Task description - Search the entries below for "Positive", and copy each line where it appears.

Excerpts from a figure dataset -
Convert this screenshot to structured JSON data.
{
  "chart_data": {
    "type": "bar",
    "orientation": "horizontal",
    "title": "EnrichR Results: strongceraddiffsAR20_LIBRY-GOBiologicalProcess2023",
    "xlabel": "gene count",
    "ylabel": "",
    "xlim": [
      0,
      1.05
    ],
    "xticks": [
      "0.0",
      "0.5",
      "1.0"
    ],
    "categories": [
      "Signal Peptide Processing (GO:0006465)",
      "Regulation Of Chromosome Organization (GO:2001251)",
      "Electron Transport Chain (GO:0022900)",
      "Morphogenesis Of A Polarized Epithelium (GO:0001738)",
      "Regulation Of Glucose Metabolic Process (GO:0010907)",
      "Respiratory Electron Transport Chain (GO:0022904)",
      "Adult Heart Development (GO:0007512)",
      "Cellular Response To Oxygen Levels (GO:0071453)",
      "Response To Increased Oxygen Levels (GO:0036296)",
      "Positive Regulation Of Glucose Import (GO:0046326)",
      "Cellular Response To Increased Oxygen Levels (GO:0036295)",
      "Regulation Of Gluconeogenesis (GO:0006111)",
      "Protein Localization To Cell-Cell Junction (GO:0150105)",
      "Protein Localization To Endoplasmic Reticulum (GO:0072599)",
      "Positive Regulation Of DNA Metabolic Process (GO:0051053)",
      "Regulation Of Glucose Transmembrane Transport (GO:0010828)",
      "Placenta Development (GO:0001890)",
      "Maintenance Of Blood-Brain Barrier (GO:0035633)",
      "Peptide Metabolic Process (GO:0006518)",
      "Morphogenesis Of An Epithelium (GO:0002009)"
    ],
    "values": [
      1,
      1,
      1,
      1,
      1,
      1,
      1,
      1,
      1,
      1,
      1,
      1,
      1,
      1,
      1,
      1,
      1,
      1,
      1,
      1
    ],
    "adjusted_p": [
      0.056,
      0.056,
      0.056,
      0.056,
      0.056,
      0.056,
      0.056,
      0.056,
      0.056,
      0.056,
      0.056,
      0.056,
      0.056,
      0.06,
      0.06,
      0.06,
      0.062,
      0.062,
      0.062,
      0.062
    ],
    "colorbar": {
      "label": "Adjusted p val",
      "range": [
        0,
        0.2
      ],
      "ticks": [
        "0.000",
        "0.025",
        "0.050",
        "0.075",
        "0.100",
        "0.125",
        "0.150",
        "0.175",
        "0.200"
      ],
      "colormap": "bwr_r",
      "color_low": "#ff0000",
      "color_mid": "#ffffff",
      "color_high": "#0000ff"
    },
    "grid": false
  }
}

Response for this exercise -
      "Positive Regulation Of Glucose Import (GO:0046326)",
      "Positive Regulation Of DNA Metabolic Process (GO:0051053)",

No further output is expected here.